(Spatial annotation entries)
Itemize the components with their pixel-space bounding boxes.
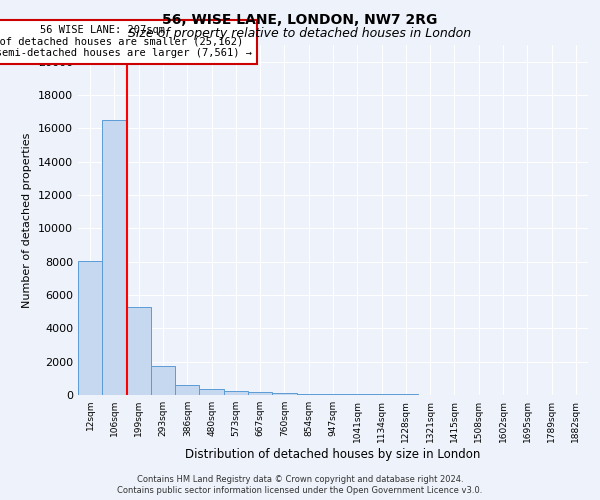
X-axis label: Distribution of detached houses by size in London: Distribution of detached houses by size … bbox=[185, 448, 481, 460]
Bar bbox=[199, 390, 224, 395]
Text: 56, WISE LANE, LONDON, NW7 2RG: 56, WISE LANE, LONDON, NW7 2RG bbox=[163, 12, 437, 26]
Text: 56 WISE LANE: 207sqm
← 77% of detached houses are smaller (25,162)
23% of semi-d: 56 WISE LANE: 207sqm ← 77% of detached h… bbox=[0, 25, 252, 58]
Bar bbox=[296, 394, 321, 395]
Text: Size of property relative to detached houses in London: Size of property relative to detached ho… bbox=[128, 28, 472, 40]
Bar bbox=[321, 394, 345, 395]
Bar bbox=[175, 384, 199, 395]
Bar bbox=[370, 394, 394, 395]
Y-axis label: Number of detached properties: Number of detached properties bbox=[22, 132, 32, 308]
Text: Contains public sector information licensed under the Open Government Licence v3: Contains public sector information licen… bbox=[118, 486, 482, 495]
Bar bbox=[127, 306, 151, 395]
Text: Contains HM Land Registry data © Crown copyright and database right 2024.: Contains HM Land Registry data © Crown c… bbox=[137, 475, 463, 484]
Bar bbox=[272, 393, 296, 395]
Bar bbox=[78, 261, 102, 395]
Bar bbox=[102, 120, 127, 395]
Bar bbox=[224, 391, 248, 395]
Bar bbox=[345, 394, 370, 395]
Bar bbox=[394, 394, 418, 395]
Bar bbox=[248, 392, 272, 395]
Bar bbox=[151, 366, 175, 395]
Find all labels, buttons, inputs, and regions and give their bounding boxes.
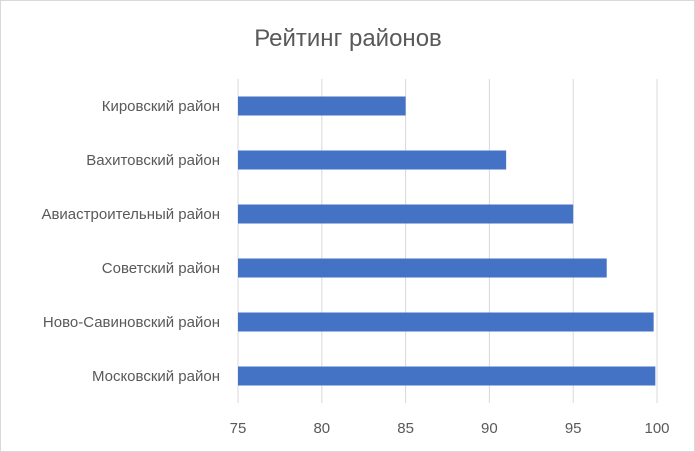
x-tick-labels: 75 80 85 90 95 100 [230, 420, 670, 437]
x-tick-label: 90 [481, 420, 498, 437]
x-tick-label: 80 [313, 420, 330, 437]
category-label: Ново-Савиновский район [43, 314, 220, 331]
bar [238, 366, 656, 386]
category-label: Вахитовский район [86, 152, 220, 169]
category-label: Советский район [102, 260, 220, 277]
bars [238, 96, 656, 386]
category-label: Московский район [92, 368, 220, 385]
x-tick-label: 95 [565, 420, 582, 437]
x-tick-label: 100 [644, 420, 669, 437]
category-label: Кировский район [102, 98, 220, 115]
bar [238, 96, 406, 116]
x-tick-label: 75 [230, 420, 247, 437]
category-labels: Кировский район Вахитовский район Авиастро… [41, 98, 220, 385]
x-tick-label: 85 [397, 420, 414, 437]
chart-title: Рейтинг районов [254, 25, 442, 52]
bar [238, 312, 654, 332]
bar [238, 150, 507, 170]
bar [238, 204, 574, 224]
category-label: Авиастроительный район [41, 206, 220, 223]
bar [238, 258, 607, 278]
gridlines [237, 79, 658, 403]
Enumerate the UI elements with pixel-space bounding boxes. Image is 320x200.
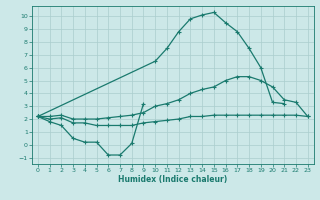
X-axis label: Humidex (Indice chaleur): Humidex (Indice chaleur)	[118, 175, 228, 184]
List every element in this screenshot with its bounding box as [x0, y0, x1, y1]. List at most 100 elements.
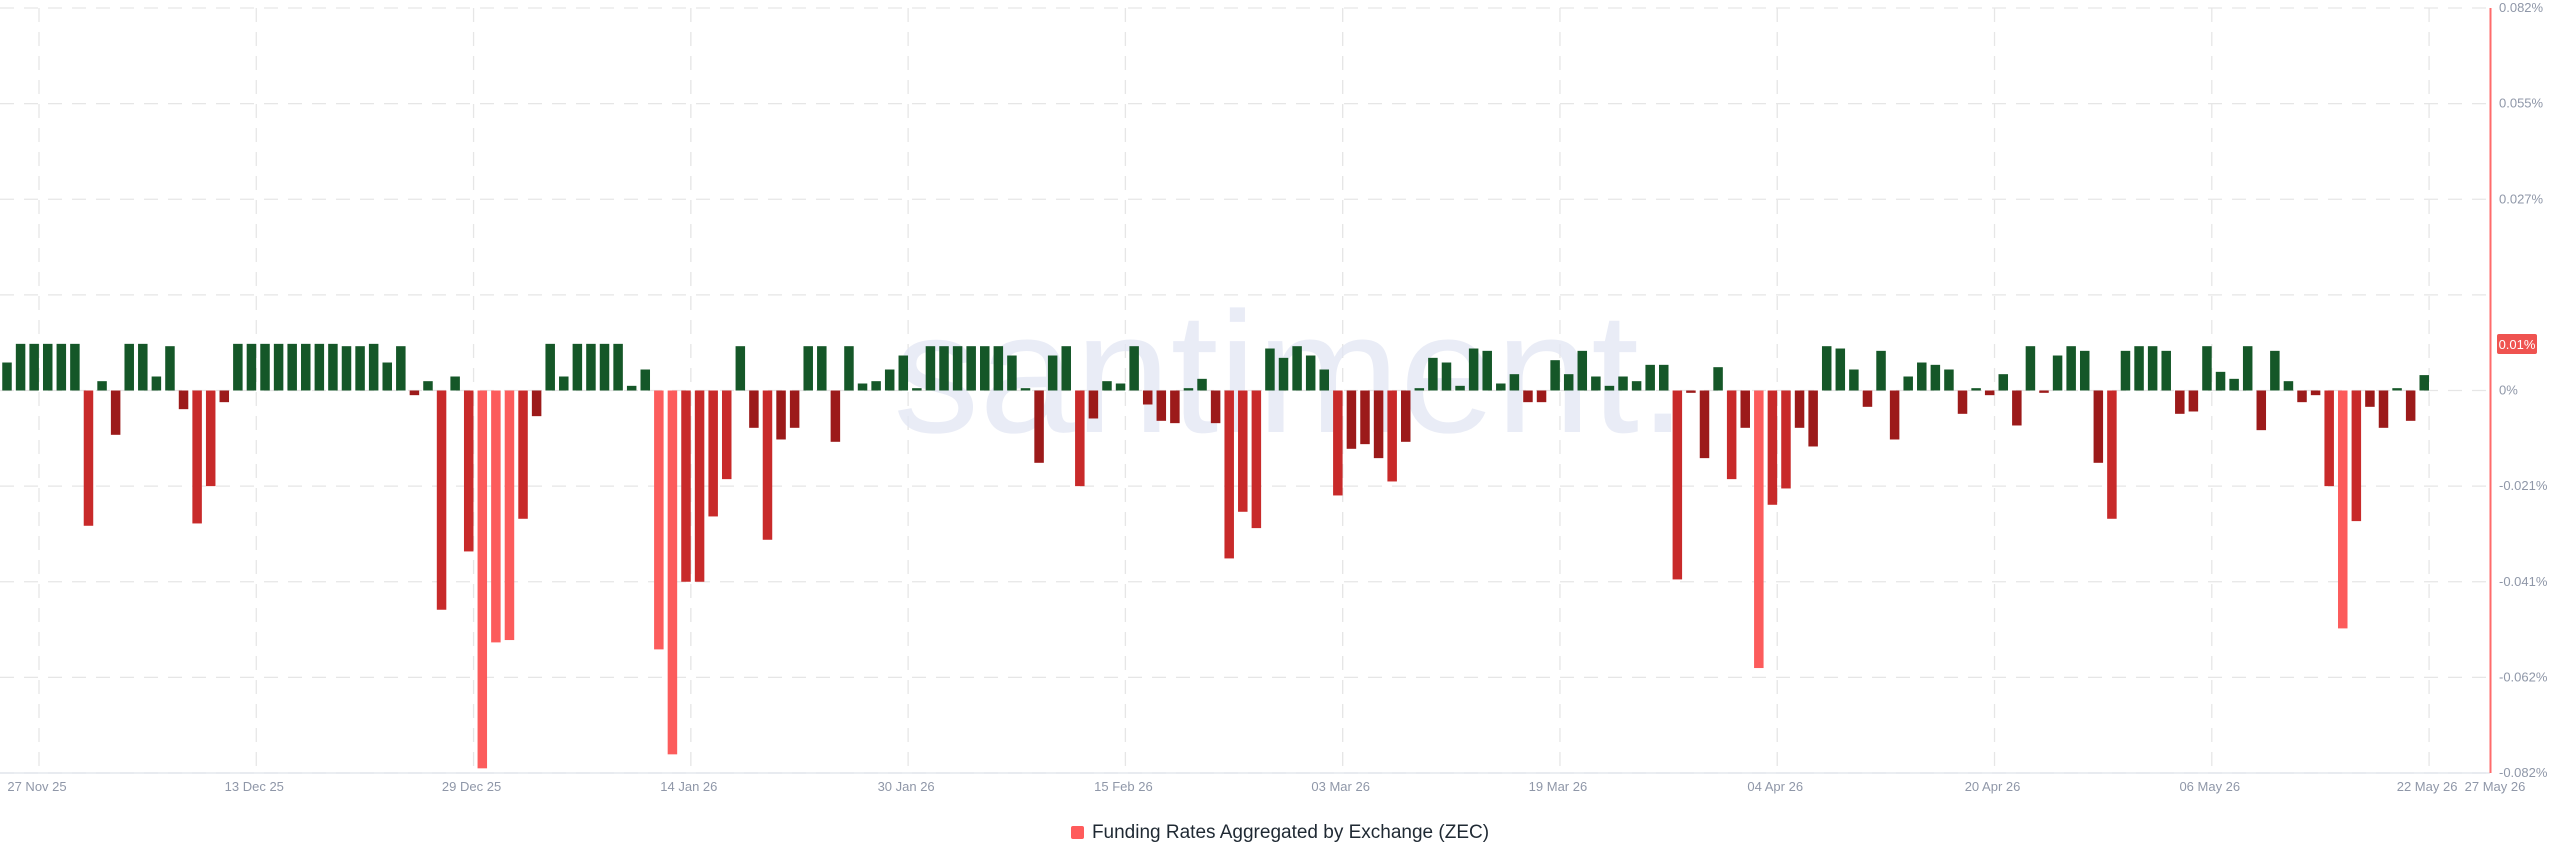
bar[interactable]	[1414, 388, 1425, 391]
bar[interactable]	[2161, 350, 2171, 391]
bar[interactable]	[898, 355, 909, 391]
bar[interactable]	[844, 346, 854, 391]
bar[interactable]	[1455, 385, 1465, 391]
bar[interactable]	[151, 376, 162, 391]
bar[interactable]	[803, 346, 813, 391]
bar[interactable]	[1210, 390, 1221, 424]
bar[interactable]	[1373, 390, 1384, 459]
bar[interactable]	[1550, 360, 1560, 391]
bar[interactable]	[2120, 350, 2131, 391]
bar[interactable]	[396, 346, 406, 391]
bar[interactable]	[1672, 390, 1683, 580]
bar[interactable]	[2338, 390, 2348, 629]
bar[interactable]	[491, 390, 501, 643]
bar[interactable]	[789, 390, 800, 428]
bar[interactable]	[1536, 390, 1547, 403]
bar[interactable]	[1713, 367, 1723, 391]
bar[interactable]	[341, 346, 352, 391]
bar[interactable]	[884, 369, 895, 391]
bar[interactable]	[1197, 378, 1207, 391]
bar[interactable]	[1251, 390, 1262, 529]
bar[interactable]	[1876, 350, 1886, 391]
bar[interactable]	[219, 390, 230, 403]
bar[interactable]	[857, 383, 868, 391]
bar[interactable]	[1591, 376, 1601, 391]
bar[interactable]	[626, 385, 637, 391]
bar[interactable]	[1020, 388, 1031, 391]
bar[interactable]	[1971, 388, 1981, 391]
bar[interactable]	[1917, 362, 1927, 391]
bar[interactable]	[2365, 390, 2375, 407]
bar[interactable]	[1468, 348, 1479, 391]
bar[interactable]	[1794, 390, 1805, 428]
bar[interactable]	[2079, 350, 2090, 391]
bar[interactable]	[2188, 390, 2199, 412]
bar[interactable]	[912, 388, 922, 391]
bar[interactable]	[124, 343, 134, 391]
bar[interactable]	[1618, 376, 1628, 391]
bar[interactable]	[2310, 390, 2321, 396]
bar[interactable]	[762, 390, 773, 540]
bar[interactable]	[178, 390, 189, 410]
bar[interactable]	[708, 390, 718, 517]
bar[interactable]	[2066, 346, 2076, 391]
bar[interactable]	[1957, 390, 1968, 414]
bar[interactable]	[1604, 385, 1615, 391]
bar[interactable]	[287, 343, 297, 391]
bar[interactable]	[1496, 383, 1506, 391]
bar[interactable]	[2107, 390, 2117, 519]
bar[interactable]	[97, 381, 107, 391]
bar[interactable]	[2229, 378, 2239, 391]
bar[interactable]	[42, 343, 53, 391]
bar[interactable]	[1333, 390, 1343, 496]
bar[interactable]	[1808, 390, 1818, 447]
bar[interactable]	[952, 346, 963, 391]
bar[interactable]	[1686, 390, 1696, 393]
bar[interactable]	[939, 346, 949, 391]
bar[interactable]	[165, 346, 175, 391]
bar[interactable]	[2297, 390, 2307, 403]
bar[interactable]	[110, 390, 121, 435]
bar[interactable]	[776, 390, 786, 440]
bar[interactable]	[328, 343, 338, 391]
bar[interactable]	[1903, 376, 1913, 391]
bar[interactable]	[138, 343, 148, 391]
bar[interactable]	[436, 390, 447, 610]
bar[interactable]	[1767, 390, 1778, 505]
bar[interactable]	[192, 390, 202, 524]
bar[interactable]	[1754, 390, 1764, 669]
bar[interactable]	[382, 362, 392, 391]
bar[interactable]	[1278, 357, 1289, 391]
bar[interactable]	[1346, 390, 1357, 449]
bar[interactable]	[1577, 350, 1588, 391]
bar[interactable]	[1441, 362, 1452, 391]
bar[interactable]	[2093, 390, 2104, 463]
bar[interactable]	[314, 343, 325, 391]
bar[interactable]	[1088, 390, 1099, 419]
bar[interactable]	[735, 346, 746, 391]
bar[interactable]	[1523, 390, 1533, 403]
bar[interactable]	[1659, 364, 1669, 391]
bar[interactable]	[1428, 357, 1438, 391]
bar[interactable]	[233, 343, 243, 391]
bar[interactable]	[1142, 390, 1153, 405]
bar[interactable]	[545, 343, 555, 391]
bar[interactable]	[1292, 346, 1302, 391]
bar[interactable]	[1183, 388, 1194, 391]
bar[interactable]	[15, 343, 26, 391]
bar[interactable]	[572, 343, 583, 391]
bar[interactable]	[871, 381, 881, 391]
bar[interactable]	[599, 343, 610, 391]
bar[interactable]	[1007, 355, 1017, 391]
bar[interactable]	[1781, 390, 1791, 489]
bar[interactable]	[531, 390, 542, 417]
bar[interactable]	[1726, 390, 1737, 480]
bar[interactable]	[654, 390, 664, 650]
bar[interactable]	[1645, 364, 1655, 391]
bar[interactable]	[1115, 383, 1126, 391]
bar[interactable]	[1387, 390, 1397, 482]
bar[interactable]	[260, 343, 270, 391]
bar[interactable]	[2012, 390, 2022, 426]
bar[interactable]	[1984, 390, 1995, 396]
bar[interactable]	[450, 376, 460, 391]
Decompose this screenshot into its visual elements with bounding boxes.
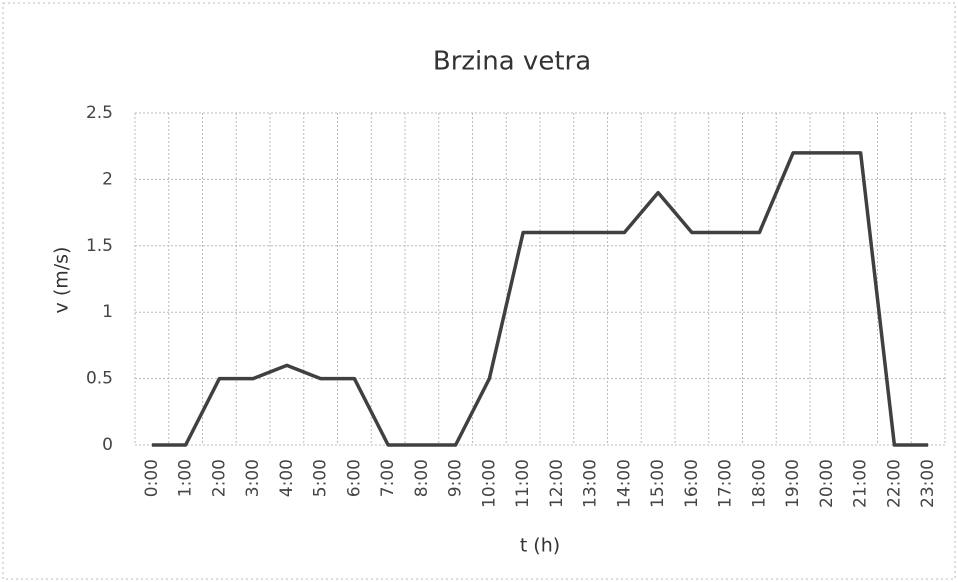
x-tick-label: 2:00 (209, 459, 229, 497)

### [TO DO]
Return every line of the entries above that contains the string "labels", with case counting in the match.

### [SOLUTION TO THIS PROBLEM]
Find all labels, buttons, inputs, and regions and give their bounding boxes.
x-tick-labels: 75 80 85 90 95 100 [230, 420, 670, 437]
category-labels: Кировский район Вахитовский район Авиастро… [41, 98, 220, 385]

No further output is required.